- [Stated task] Exactly repeat the material, dropping every picture from the copy.

━━━━

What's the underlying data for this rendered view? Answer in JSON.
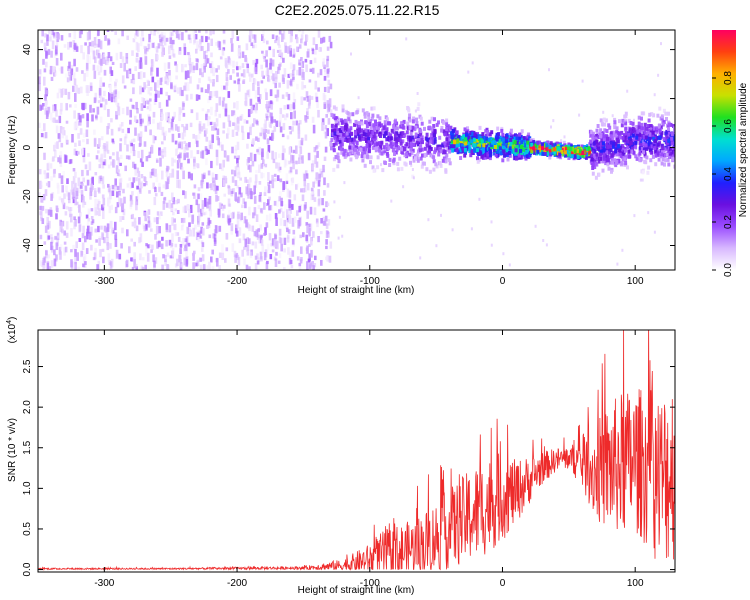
{
  "title": "C2E2.2025.075.11.22.R15",
  "colors": {
    "snr_line": "#ee2a2a",
    "colormap": [
      "#ffffff",
      "#d8b8ff",
      "#9a4cff",
      "#6a10e0",
      "#2020ff",
      "#00a8ff",
      "#00e0d0",
      "#20e020",
      "#c8e000",
      "#ffb000",
      "#ff4010",
      "#ff0060"
    ]
  },
  "chart_data": [
    {
      "type": "heatmap",
      "xlabel": "Height of straight line (km)",
      "ylabel": "Frequency (Hz)",
      "xlim": [
        -350,
        130
      ],
      "ylim": [
        -50,
        48
      ],
      "xticks": [
        -300,
        -200,
        -100,
        0,
        100
      ],
      "xtick_labels": [
        "-300",
        "-200",
        "-100",
        "0",
        "100"
      ],
      "yticks": [
        -40,
        -20,
        0,
        20,
        40
      ],
      "ytick_labels": [
        "-40",
        "-20",
        "0",
        "20",
        "40"
      ],
      "grid": false,
      "colorbar": {
        "label": "Normalized spectral amplitude",
        "range": [
          0,
          1
        ],
        "ticks": [
          0,
          0.2,
          0.4,
          0.6,
          0.8
        ],
        "tick_labels": [
          "0.0",
          "0.2",
          "0.4",
          "0.6",
          "0.8"
        ]
      },
      "regions": [
        {
          "x_range": [
            -350,
            -130
          ],
          "freq_range": [
            -50,
            48
          ],
          "amplitude": 0.12,
          "pattern": "broadband noise"
        },
        {
          "x_range": [
            -130,
            -40
          ],
          "freq_range": [
            -15,
            18
          ],
          "amplitude": 0.25,
          "center_freq": 4
        },
        {
          "x_range": [
            -40,
            20
          ],
          "freq_range": [
            -8,
            8
          ],
          "amplitude": 0.6,
          "center_freq": 1
        },
        {
          "x_range": [
            20,
            65
          ],
          "freq_range": [
            -4,
            3
          ],
          "amplitude": 0.9,
          "center_freq": -1
        },
        {
          "x_range": [
            65,
            130
          ],
          "freq_range": [
            -12,
            18
          ],
          "amplitude": 0.3,
          "center_freq": 3
        }
      ],
      "ridge": {
        "x": [
          -130,
          -100,
          -60,
          -30,
          0,
          20,
          40,
          60,
          80,
          100,
          130
        ],
        "freq": [
          5,
          4,
          3,
          2,
          1,
          0,
          -1,
          -2,
          1,
          3,
          3
        ]
      }
    },
    {
      "type": "line",
      "xlabel": "Height of straight line (km)",
      "ylabel": "SNR (10 * v/v)",
      "y_multiplier": "(x10",
      "y_multiplier_exp": "4",
      "y_multiplier_close": ")",
      "xlim": [
        -350,
        130
      ],
      "ylim": [
        -0.03,
        2.95
      ],
      "xticks": [
        -300,
        -200,
        -100,
        0,
        100
      ],
      "xtick_labels": [
        "-300",
        "-200",
        "-100",
        "0",
        "100"
      ],
      "yticks": [
        0,
        0.5,
        1.0,
        1.5,
        2.0,
        2.5
      ],
      "ytick_labels": [
        "0.0",
        "0.5",
        "1.0",
        "1.5",
        "2.0",
        "2.5"
      ],
      "grid": false,
      "series": [
        {
          "x": [
            -350,
            -250,
            -150,
            -120,
            -100,
            -90,
            -80,
            -70,
            -60,
            -50,
            -40,
            -30,
            -20,
            -10,
            0,
            10,
            20,
            30,
            40,
            50,
            60,
            70,
            80,
            90,
            100,
            110,
            120,
            130
          ],
          "y": [
            0.01,
            0.01,
            0.02,
            0.05,
            0.12,
            0.18,
            0.2,
            0.25,
            0.3,
            0.4,
            0.5,
            0.6,
            0.7,
            0.8,
            0.9,
            0.95,
            1.1,
            1.25,
            1.35,
            1.38,
            1.3,
            1.2,
            1.25,
            1.3,
            1.35,
            1.25,
            1.1,
            1.3
          ],
          "spread": [
            0.01,
            0.01,
            0.02,
            0.08,
            0.2,
            0.3,
            0.35,
            0.35,
            0.4,
            0.45,
            0.5,
            0.55,
            0.6,
            0.6,
            0.55,
            0.4,
            0.3,
            0.2,
            0.15,
            0.15,
            0.3,
            0.6,
            0.8,
            0.9,
            0.9,
            1.0,
            1.1,
            1.2
          ]
        }
      ]
    }
  ]
}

━━━━

- [Written answer]
What's the underlying data for this rendered view? Answer in JSON.
{
  "title": "C2E2.2025.075.11.22.R15",
  "colors": {
    "snr_line": "#ee2a2a",
    "colormap": [
      "#ffffff",
      "#d8b8ff",
      "#9a4cff",
      "#6a10e0",
      "#2020ff",
      "#00a8ff",
      "#00e0d0",
      "#20e020",
      "#c8e000",
      "#ffb000",
      "#ff4010",
      "#ff0060"
    ]
  },
  "chart_data": [
    {
      "type": "heatmap",
      "xlabel": "Height of straight line (km)",
      "ylabel": "Frequency (Hz)",
      "xlim": [
        -350,
        130
      ],
      "ylim": [
        -50,
        48
      ],
      "xticks": [
        -300,
        -200,
        -100,
        0,
        100
      ],
      "xtick_labels": [
        "-300",
        "-200",
        "-100",
        "0",
        "100"
      ],
      "yticks": [
        -40,
        -20,
        0,
        20,
        40
      ],
      "ytick_labels": [
        "-40",
        "-20",
        "0",
        "20",
        "40"
      ],
      "grid": false,
      "colorbar": {
        "label": "Normalized spectral amplitude",
        "range": [
          0,
          1
        ],
        "ticks": [
          0,
          0.2,
          0.4,
          0.6,
          0.8
        ],
        "tick_labels": [
          "0.0",
          "0.2",
          "0.4",
          "0.6",
          "0.8"
        ]
      },
      "regions": [
        {
          "x_range": [
            -350,
            -130
          ],
          "freq_range": [
            -50,
            48
          ],
          "amplitude": 0.12,
          "pattern": "broadband noise"
        },
        {
          "x_range": [
            -130,
            -40
          ],
          "freq_range": [
            -15,
            18
          ],
          "amplitude": 0.25,
          "center_freq": 4
        },
        {
          "x_range": [
            -40,
            20
          ],
          "freq_range": [
            -8,
            8
          ],
          "amplitude": 0.6,
          "center_freq": 1
        },
        {
          "x_range": [
            20,
            65
          ],
          "freq_range": [
            -4,
            3
          ],
          "amplitude": 0.9,
          "center_freq": -1
        },
        {
          "x_range": [
            65,
            130
          ],
          "freq_range": [
            -12,
            18
          ],
          "amplitude": 0.3,
          "center_freq": 3
        }
      ],
      "ridge": {
        "x": [
          -130,
          -100,
          -60,
          -30,
          0,
          20,
          40,
          60,
          80,
          100,
          130
        ],
        "freq": [
          5,
          4,
          3,
          2,
          1,
          0,
          -1,
          -2,
          1,
          3,
          3
        ]
      }
    },
    {
      "type": "line",
      "xlabel": "Height of straight line (km)",
      "ylabel": "SNR (10 * v/v)",
      "y_multiplier": "(x10",
      "y_multiplier_exp": "4",
      "y_multiplier_close": ")",
      "xlim": [
        -350,
        130
      ],
      "ylim": [
        -0.03,
        2.95
      ],
      "xticks": [
        -300,
        -200,
        -100,
        0,
        100
      ],
      "xtick_labels": [
        "-300",
        "-200",
        "-100",
        "0",
        "100"
      ],
      "yticks": [
        0,
        0.5,
        1.0,
        1.5,
        2.0,
        2.5
      ],
      "ytick_labels": [
        "0.0",
        "0.5",
        "1.0",
        "1.5",
        "2.0",
        "2.5"
      ],
      "grid": false,
      "series": [
        {
          "x": [
            -350,
            -250,
            -150,
            -120,
            -100,
            -90,
            -80,
            -70,
            -60,
            -50,
            -40,
            -30,
            -20,
            -10,
            0,
            10,
            20,
            30,
            40,
            50,
            60,
            70,
            80,
            90,
            100,
            110,
            120,
            130
          ],
          "y": [
            0.01,
            0.01,
            0.02,
            0.05,
            0.12,
            0.18,
            0.2,
            0.25,
            0.3,
            0.4,
            0.5,
            0.6,
            0.7,
            0.8,
            0.9,
            0.95,
            1.1,
            1.25,
            1.35,
            1.38,
            1.3,
            1.2,
            1.25,
            1.3,
            1.35,
            1.25,
            1.1,
            1.3
          ],
          "spread": [
            0.01,
            0.01,
            0.02,
            0.08,
            0.2,
            0.3,
            0.35,
            0.35,
            0.4,
            0.45,
            0.5,
            0.55,
            0.6,
            0.6,
            0.55,
            0.4,
            0.3,
            0.2,
            0.15,
            0.15,
            0.3,
            0.6,
            0.8,
            0.9,
            0.9,
            1.0,
            1.1,
            1.2
          ]
        }
      ]
    }
  ]
}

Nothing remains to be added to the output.